- PROVIDED ENTRIES

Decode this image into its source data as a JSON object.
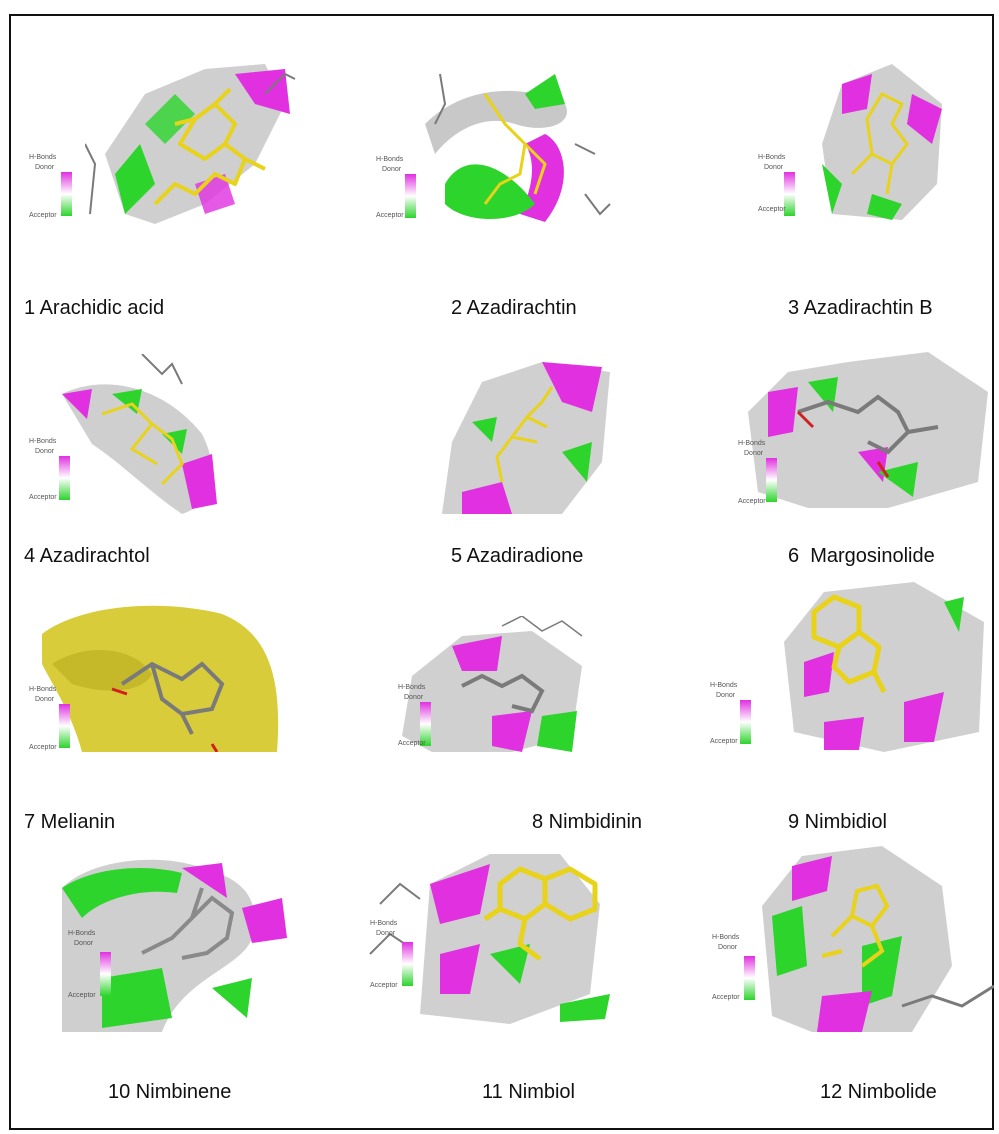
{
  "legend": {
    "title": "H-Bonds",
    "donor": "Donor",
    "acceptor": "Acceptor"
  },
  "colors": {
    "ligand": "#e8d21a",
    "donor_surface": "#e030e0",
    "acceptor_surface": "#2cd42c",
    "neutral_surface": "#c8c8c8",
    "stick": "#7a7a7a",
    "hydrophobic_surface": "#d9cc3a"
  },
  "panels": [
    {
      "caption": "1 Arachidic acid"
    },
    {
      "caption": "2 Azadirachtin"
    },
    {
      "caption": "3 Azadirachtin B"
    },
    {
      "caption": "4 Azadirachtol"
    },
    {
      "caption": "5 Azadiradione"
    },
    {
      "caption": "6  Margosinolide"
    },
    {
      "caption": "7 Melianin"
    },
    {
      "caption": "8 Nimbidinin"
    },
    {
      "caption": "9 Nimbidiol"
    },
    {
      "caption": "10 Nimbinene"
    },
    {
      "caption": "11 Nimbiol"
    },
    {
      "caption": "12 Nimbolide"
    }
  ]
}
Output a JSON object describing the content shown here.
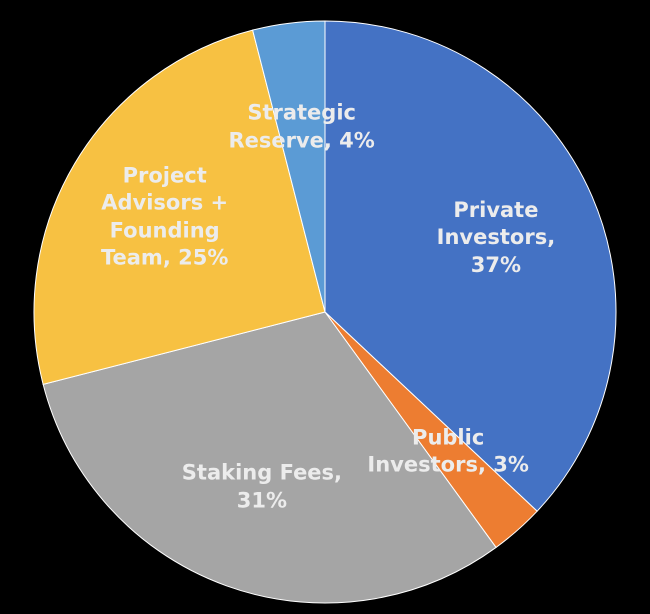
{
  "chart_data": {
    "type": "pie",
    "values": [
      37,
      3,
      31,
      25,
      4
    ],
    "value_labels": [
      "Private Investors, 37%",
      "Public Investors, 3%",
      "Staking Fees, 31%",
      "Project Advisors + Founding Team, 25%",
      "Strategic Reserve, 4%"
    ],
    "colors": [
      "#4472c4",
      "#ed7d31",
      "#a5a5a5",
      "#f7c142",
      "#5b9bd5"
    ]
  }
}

- JOB
In your copy of the listing above, reproduce each line exactly and omit all pictures.

- REPLY TO THE TASK
Decode this image into its source data as a JSON object.
{
  "legend": {
    "title": "H-Bonds",
    "donor": "Donor",
    "acceptor": "Acceptor"
  },
  "colors": {
    "ligand": "#e8d21a",
    "donor_surface": "#e030e0",
    "acceptor_surface": "#2cd42c",
    "neutral_surface": "#c8c8c8",
    "stick": "#7a7a7a",
    "hydrophobic_surface": "#d9cc3a"
  },
  "panels": [
    {
      "caption": "1 Arachidic acid"
    },
    {
      "caption": "2 Azadirachtin"
    },
    {
      "caption": "3 Azadirachtin B"
    },
    {
      "caption": "4 Azadirachtol"
    },
    {
      "caption": "5 Azadiradione"
    },
    {
      "caption": "6  Margosinolide"
    },
    {
      "caption": "7 Melianin"
    },
    {
      "caption": "8 Nimbidinin"
    },
    {
      "caption": "9 Nimbidiol"
    },
    {
      "caption": "10 Nimbinene"
    },
    {
      "caption": "11 Nimbiol"
    },
    {
      "caption": "12 Nimbolide"
    }
  ]
}
Output a JSON object describing the content shown here.
{
  "chart_data": {
    "type": "pie",
    "values": [
      37,
      3,
      31,
      25,
      4
    ],
    "value_labels": [
      "Private Investors, 37%",
      "Public Investors, 3%",
      "Staking Fees, 31%",
      "Project Advisors + Founding Team, 25%",
      "Strategic Reserve, 4%"
    ],
    "colors": [
      "#4472c4",
      "#ed7d31",
      "#a5a5a5",
      "#f7c142",
      "#5b9bd5"
    ]
  }
}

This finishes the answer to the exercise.